- **RECORDS FOR PROCESSING**
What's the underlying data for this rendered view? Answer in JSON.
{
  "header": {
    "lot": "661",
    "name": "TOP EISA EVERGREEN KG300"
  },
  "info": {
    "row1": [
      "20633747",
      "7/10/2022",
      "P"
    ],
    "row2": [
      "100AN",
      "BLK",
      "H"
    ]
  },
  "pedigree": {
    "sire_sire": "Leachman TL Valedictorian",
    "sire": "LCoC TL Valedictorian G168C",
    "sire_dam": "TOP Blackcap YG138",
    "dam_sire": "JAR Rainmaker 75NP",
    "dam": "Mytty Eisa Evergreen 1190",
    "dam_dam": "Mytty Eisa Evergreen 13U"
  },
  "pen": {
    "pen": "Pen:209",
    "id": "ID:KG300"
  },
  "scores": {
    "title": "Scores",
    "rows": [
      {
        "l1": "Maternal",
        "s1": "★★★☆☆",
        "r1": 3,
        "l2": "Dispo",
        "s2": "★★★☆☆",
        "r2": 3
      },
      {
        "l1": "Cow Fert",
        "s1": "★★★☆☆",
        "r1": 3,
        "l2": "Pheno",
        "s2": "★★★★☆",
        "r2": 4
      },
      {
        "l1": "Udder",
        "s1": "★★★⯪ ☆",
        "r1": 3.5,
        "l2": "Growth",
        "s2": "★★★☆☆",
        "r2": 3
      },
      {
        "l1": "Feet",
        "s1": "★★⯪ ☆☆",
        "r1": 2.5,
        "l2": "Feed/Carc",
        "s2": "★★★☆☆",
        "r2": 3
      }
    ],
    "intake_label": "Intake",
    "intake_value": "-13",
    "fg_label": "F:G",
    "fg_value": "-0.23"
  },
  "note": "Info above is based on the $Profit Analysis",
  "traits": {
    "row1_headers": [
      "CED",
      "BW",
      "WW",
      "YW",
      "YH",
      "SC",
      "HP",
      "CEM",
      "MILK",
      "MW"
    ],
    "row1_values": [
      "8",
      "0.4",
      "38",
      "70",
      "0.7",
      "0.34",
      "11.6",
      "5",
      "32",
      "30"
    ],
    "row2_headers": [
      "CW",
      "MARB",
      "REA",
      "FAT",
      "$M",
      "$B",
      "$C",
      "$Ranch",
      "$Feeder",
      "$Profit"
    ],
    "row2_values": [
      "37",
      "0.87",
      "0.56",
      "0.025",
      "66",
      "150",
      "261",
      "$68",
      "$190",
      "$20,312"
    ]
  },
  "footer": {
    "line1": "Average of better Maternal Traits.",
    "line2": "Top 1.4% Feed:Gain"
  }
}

...

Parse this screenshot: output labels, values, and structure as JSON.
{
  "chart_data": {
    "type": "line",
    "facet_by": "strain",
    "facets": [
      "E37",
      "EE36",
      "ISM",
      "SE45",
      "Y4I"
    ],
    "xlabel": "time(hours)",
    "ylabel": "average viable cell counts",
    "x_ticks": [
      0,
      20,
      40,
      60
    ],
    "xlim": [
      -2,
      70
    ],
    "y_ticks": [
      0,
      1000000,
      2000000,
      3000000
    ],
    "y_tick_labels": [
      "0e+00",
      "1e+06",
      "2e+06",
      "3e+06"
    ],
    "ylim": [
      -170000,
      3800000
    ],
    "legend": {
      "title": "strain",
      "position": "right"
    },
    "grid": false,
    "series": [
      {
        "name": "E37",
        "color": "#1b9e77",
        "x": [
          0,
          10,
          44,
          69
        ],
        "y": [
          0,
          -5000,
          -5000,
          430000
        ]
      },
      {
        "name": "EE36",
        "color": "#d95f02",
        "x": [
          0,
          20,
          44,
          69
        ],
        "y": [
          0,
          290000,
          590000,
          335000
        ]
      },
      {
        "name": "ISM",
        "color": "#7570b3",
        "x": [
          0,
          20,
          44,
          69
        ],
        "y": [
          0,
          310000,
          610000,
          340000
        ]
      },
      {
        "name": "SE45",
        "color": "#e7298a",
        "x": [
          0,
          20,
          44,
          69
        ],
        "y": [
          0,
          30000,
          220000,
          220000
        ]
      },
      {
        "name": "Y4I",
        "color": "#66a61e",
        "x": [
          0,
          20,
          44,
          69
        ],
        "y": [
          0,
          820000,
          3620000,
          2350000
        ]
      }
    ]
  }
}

- **PROBLEM STATEMENT**
Show every line in the records above that contains the word "color".

- **RESULT OF THIS EXERCISE**
        "color": "#1b9e77",
        "color": "#d95f02",
        "color": "#7570b3",
        "color": "#e7298a",
        "color": "#66a61e",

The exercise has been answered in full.